Transcribe the records in full, keeping every character as it is.

───── RECORDS TO USE

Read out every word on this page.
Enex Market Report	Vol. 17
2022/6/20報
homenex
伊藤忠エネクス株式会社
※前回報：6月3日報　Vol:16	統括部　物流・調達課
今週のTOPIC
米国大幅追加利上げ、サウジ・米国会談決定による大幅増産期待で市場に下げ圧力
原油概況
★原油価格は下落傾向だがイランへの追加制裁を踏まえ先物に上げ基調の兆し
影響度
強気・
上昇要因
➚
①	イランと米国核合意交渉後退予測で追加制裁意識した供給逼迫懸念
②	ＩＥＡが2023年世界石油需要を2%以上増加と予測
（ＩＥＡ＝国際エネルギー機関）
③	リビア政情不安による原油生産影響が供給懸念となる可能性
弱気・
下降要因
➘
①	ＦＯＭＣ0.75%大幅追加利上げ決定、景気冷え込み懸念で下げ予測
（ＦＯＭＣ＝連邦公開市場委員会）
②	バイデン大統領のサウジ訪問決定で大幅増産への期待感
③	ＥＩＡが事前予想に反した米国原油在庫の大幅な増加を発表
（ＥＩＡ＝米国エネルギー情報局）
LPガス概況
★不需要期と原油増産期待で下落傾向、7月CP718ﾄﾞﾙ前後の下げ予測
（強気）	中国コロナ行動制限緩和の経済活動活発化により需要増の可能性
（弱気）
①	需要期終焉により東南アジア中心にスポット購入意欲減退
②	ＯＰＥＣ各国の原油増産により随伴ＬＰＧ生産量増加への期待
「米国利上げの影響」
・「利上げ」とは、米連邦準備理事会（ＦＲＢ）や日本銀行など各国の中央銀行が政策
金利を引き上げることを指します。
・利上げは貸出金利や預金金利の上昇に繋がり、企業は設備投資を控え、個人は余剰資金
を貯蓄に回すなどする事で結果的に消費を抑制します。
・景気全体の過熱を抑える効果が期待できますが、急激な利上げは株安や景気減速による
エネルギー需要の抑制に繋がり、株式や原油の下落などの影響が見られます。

──────────

### [RESPONSE BELOW]
Read out every word on this page.
Enex Market Report	Vol. 17
2022/6/20報
homenex
伊藤忠エネクス株式会社
※前回報：6月3日報　Vol:16	統括部　物流・調達課
今週のTOPIC
米国大幅追加利上げ、サウジ・米国会談決定による大幅増産期待で市場に下げ圧力
原油概況
★原油価格は下落傾向だがイランへの追加制裁を踏まえ先物に上げ基調の兆し
影響度
強気・
上昇要因
➚
①	イランと米国核合意交渉後退予測で追加制裁意識した供給逼迫懸念
②	ＩＥＡが2023年世界石油需要を2%以上増加と予測
（ＩＥＡ＝国際エネルギー機関）
③	リビア政情不安による原油生産影響が供給懸念となる可能性
弱気・
下降要因
➘
①	ＦＯＭＣ0.75%大幅追加利上げ決定、景気冷え込み懸念で下げ予測
（ＦＯＭＣ＝連邦公開市場委員会）
②	バイデン大統領のサウジ訪問決定で大幅増産への期待感
③	ＥＩＡが事前予想に反した米国原油在庫の大幅な増加を発表
（ＥＩＡ＝米国エネルギー情報局）
LPガス概況
★不需要期と原油増産期待で下落傾向、7月CP718ﾄﾞﾙ前後の下げ予測
（強気）	中国コロナ行動制限緩和の経済活動活発化により需要増の可能性
（弱気）
①	需要期終焉により東南アジア中心にスポット購入意欲減退
②	ＯＰＥＣ各国の原油増産により随伴ＬＰＧ生産量増加への期待
「米国利上げの影響」
・「利上げ」とは、米連邦準備理事会（ＦＲＢ）や日本銀行など各国の中央銀行が政策
金利を引き上げることを指します。
・利上げは貸出金利や預金金利の上昇に繋がり、企業は設備投資を控え、個人は余剰資金
を貯蓄に回すなどする事で結果的に消費を抑制します。
・景気全体の過熱を抑える効果が期待できますが、急激な利上げは株安や景気減速による
エネルギー需要の抑制に繋がり、株式や原油の下落などの影響が見られます。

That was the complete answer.